§ Task input:
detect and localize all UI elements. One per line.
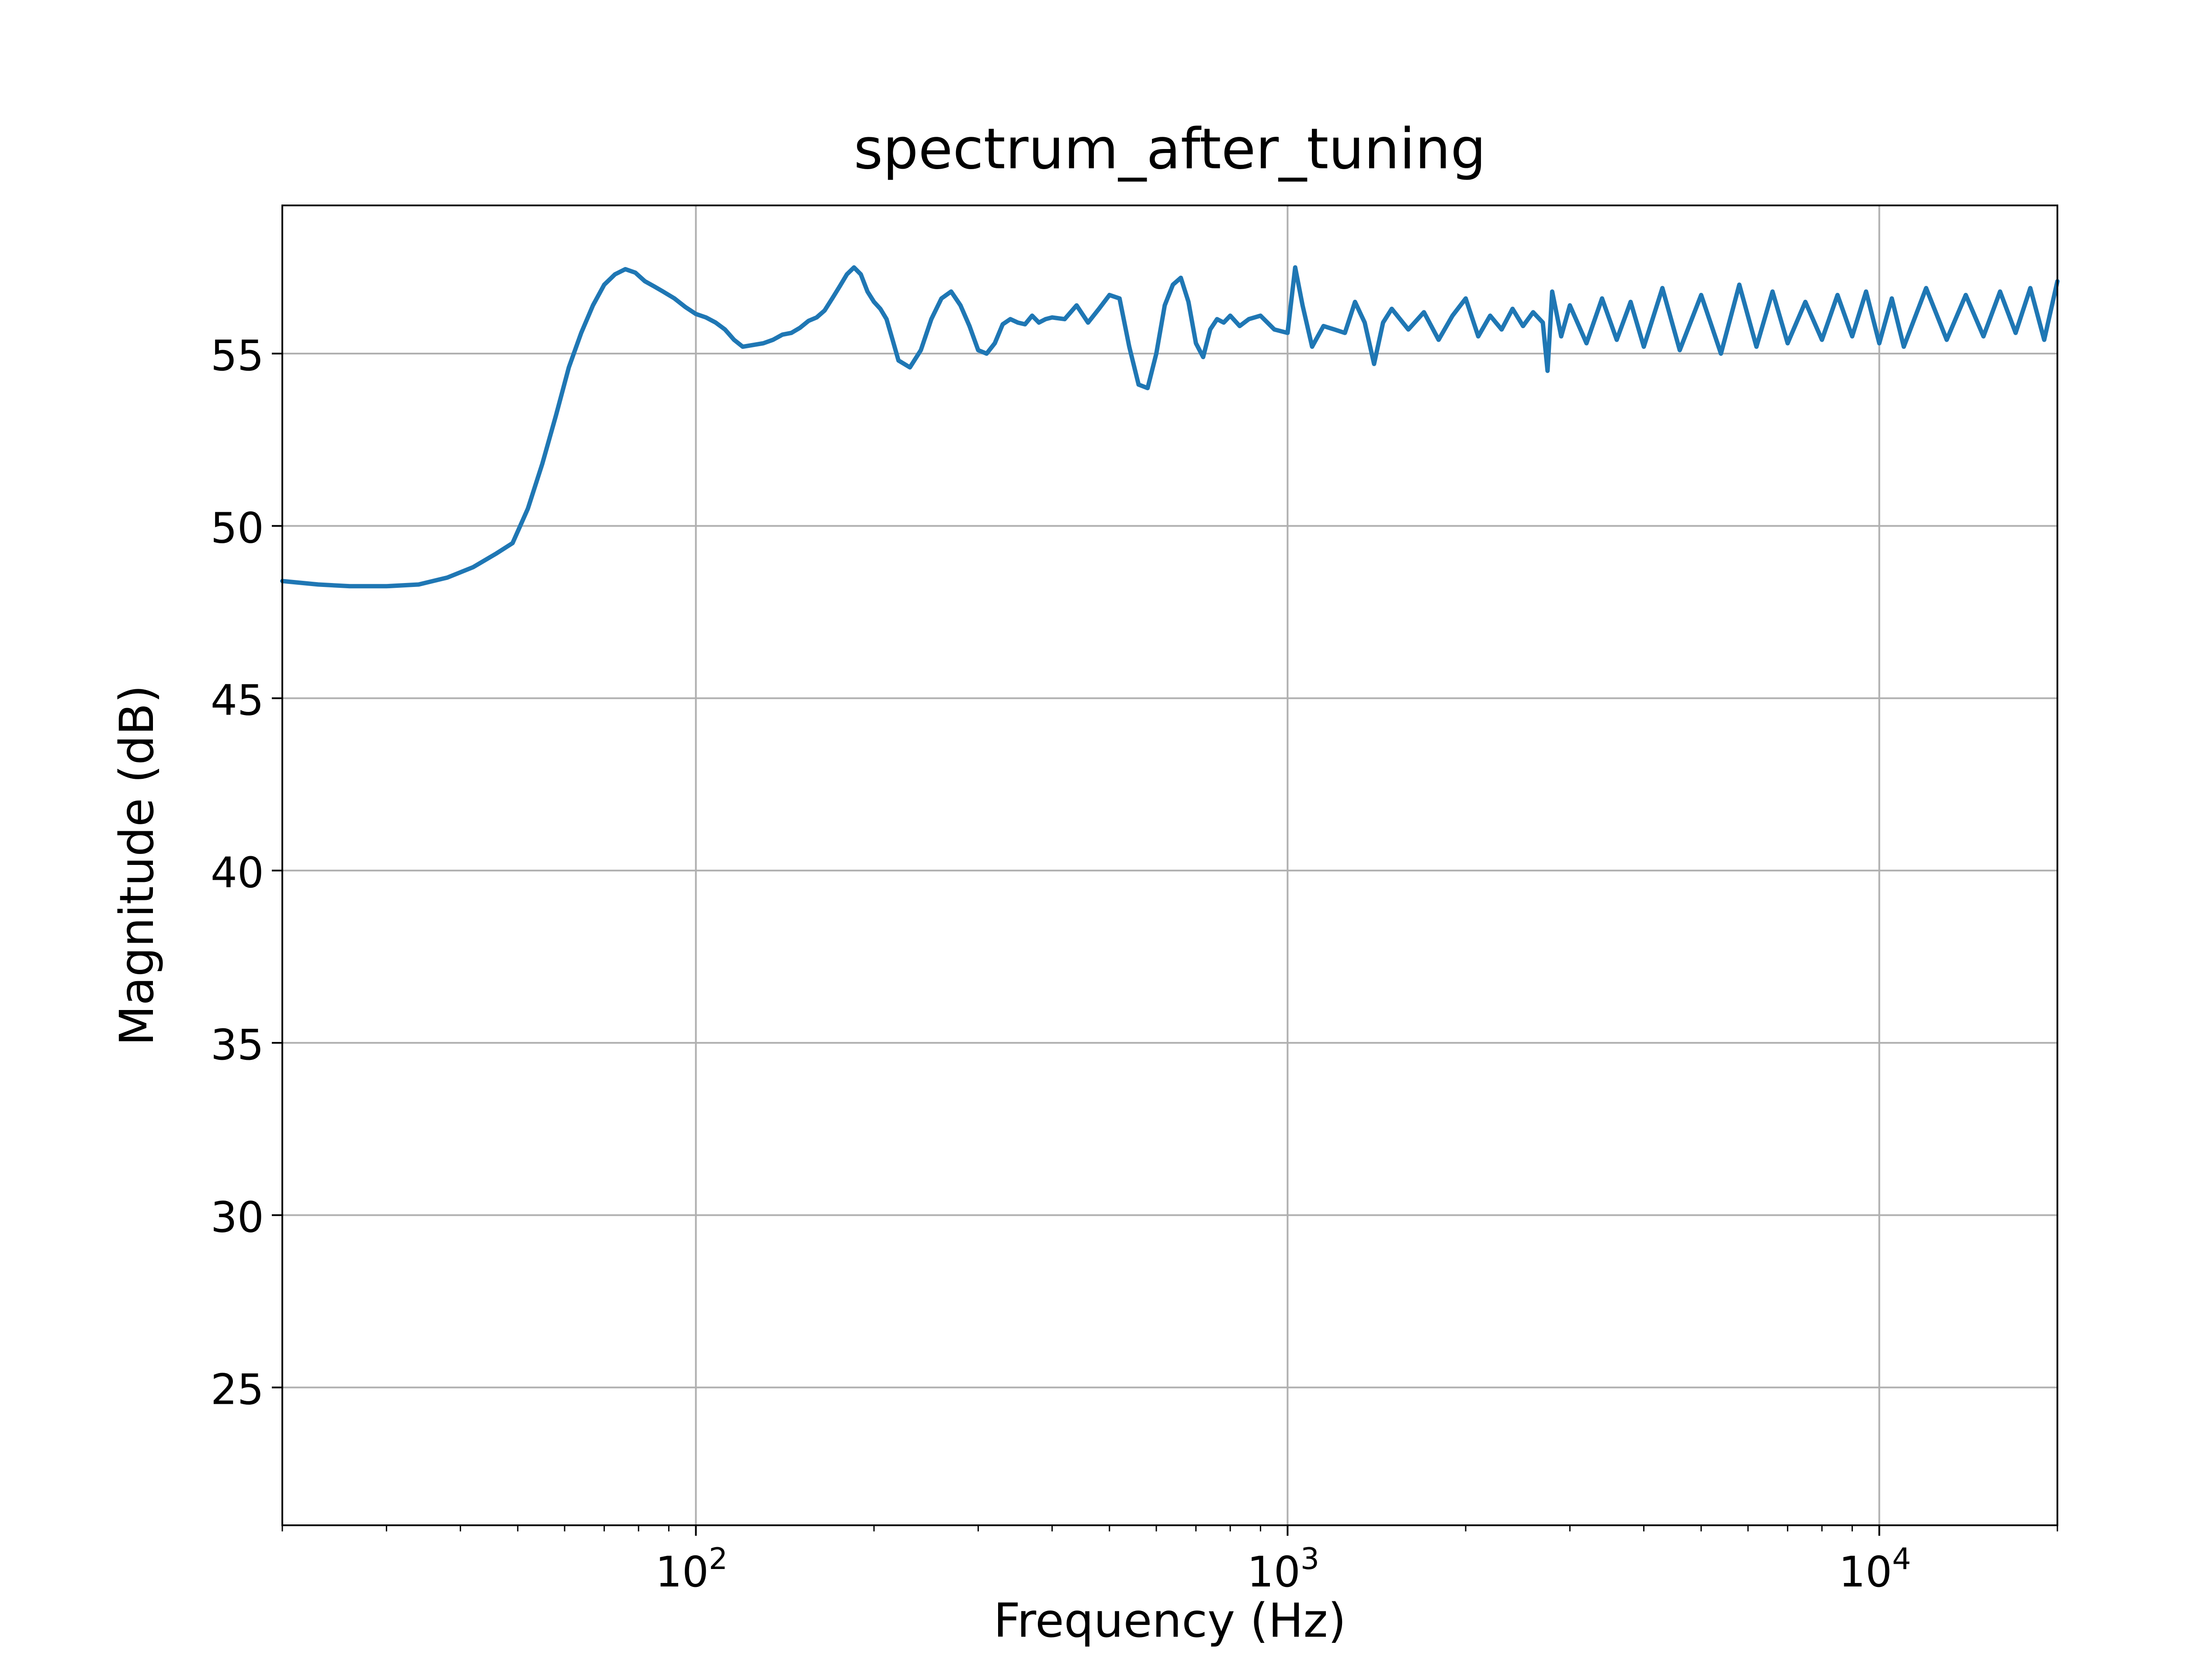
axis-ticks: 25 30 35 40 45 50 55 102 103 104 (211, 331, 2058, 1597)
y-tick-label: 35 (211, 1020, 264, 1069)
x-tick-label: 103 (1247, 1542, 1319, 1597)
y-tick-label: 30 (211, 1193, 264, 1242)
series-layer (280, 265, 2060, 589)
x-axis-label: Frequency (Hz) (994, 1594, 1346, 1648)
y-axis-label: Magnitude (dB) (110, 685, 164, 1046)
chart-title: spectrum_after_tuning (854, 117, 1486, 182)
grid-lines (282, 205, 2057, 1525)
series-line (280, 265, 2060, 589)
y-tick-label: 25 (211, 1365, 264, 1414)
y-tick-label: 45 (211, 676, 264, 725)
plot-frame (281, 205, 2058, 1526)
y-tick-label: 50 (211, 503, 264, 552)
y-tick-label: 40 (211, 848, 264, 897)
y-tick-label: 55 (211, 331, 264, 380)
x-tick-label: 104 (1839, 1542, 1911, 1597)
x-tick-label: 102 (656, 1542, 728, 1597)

---

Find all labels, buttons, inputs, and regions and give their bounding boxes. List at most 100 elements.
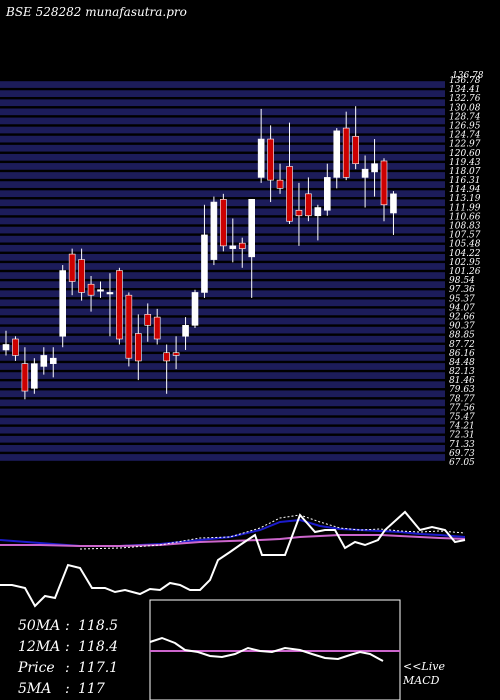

---

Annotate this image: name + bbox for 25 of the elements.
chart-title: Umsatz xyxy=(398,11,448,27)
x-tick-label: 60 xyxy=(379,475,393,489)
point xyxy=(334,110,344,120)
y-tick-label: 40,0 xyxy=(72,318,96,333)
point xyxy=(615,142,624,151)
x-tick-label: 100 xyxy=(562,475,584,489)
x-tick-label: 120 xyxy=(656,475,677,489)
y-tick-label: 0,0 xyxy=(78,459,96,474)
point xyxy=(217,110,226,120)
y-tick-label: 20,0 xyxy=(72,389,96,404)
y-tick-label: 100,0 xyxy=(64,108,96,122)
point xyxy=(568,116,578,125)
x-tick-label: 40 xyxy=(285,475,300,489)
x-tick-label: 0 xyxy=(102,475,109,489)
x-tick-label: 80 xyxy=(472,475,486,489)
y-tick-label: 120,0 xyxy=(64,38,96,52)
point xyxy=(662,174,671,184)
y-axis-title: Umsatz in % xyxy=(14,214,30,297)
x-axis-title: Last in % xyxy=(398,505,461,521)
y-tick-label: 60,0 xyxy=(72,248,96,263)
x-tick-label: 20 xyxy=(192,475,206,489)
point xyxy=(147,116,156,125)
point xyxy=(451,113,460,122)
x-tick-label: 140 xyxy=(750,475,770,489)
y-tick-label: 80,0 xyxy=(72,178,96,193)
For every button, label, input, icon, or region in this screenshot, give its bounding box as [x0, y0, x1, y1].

§ Set task:
Please arrange the rows as a numbered list, starting at the line that has "detect and localize" and stopping after the line that has "y-axis-label: Magnitude (dB)". Leave out blank lines and the pictures.

§ Correct output:
1. detect and localize all UI elements. One per line.
2. axis-ticks: 25 30 35 40 45 50 55 102 103 104 (211, 331, 2058, 1597)
3. y-tick-label: 35 (211, 1020, 264, 1069)
4. x-tick-label: 103 (1247, 1542, 1319, 1597)
5. y-tick-label: 30 (211, 1193, 264, 1242)
6. series-layer (280, 265, 2060, 589)
7. x-axis-label: Frequency (Hz) (994, 1594, 1346, 1648)
8. y-axis-label: Magnitude (dB) (110, 685, 164, 1046)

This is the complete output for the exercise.